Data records
------------------------

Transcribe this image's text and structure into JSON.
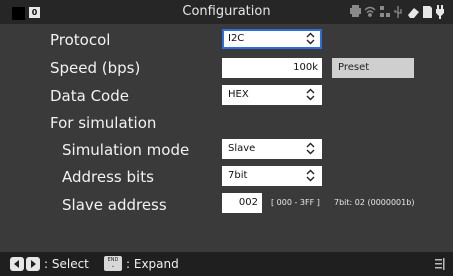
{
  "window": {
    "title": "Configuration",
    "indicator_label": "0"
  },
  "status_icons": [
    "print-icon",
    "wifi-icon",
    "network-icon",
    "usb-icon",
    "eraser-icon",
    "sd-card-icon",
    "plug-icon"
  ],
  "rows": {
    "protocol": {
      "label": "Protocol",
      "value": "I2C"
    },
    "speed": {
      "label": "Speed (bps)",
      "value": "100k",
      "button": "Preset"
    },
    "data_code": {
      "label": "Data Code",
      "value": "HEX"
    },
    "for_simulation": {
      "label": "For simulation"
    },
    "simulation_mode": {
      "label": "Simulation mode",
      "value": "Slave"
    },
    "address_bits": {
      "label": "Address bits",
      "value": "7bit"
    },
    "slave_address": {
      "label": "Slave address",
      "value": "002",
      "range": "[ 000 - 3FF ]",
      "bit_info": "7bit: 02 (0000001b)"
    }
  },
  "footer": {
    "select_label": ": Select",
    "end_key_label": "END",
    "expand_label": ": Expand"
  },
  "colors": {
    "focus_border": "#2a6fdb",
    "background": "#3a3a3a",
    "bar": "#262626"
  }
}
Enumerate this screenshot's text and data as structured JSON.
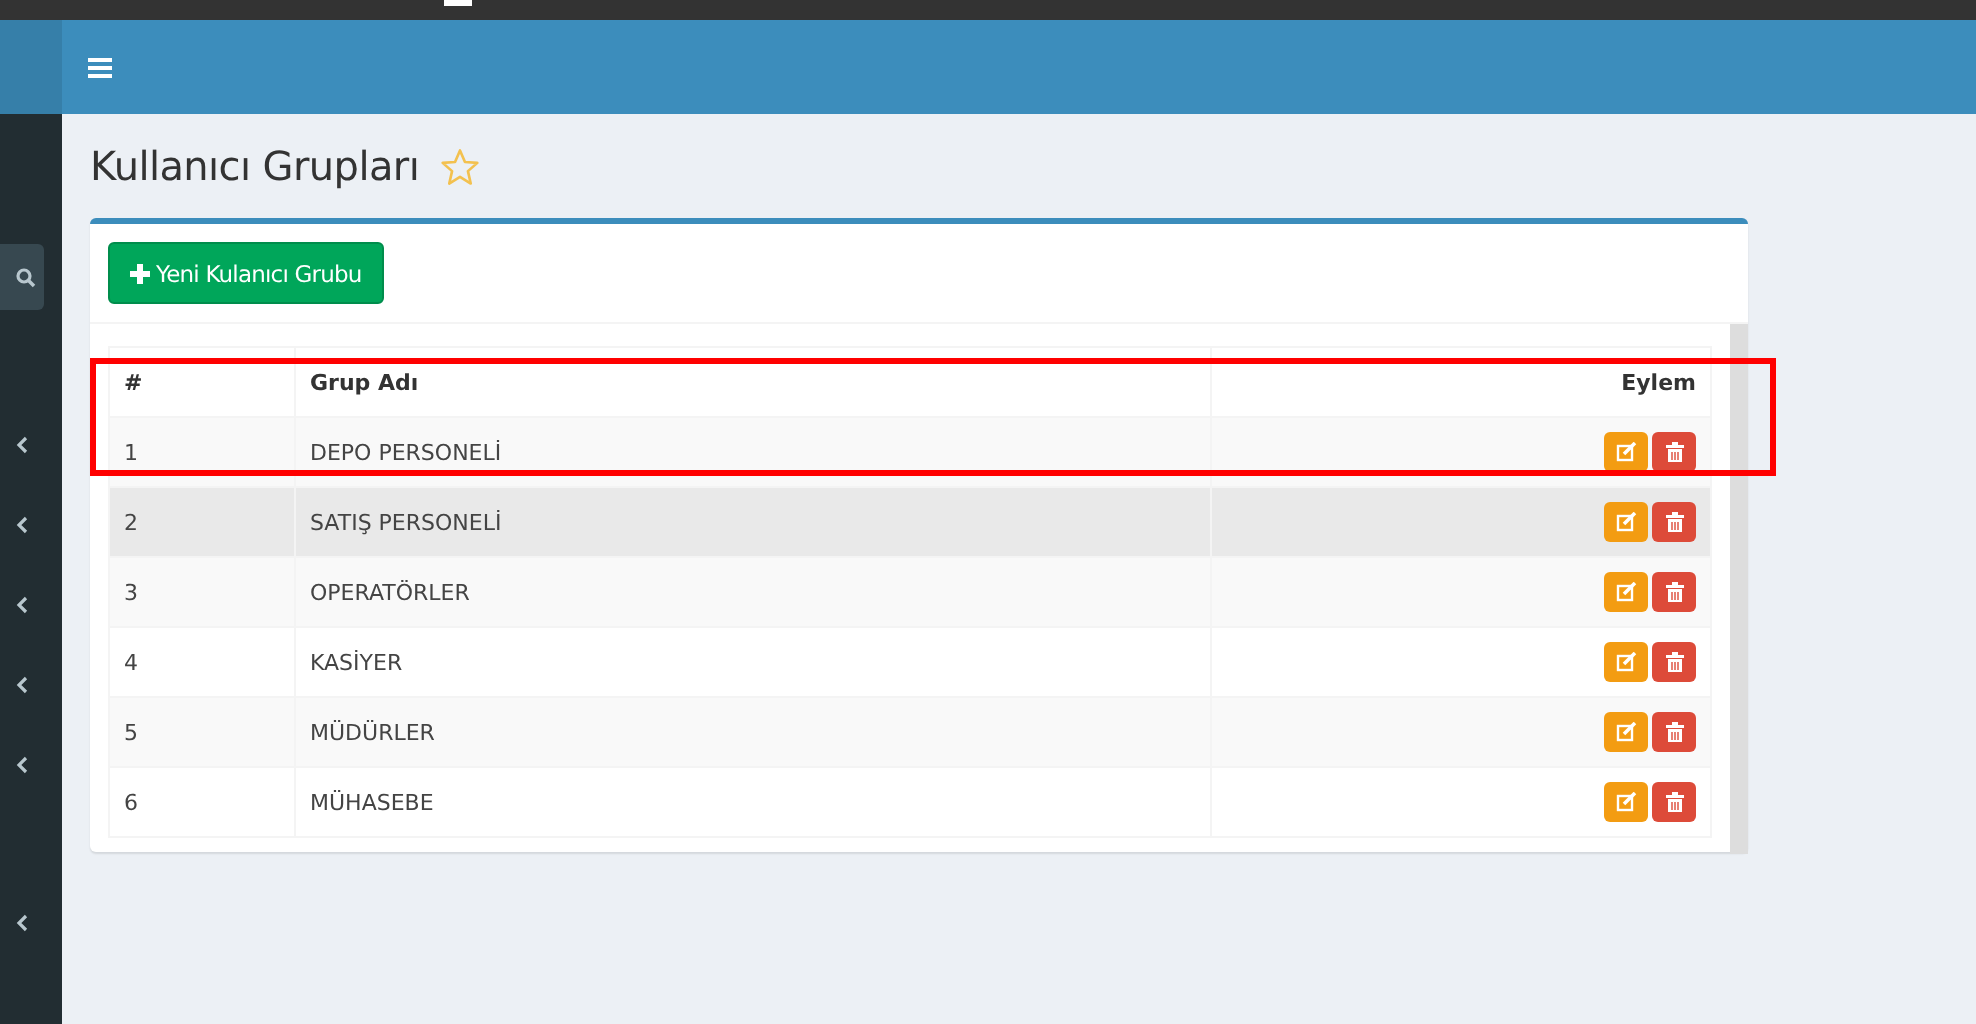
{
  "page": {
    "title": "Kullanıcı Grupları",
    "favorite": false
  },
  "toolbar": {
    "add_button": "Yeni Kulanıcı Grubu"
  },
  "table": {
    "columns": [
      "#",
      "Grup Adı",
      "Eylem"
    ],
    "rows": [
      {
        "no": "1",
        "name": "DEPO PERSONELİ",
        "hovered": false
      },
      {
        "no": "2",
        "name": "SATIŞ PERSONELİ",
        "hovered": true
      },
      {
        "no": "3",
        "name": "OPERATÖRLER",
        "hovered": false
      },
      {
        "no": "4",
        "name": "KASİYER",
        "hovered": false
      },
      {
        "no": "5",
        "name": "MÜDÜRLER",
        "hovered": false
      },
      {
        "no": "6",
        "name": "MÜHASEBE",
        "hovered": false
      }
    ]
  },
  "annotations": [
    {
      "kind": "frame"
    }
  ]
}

------------------------

*SET PROBLEM*.
Extract exactly the lines from the one containing "Enumerate this screenshot's" through the last line of the records above, both included, and leave out the pictures.

*CORRECT OUTPUT*.
Enumerate this screenshot's text and data as structured JSON.
{
  "page": {
    "title": "Kullanıcı Grupları",
    "favorite": false
  },
  "toolbar": {
    "add_button": "Yeni Kulanıcı Grubu"
  },
  "table": {
    "columns": [
      "#",
      "Grup Adı",
      "Eylem"
    ],
    "rows": [
      {
        "no": "1",
        "name": "DEPO PERSONELİ",
        "hovered": false
      },
      {
        "no": "2",
        "name": "SATIŞ PERSONELİ",
        "hovered": true
      },
      {
        "no": "3",
        "name": "OPERATÖRLER",
        "hovered": false
      },
      {
        "no": "4",
        "name": "KASİYER",
        "hovered": false
      },
      {
        "no": "5",
        "name": "MÜDÜRLER",
        "hovered": false
      },
      {
        "no": "6",
        "name": "MÜHASEBE",
        "hovered": false
      }
    ]
  },
  "annotations": [
    {
      "kind": "frame"
    }
  ]
}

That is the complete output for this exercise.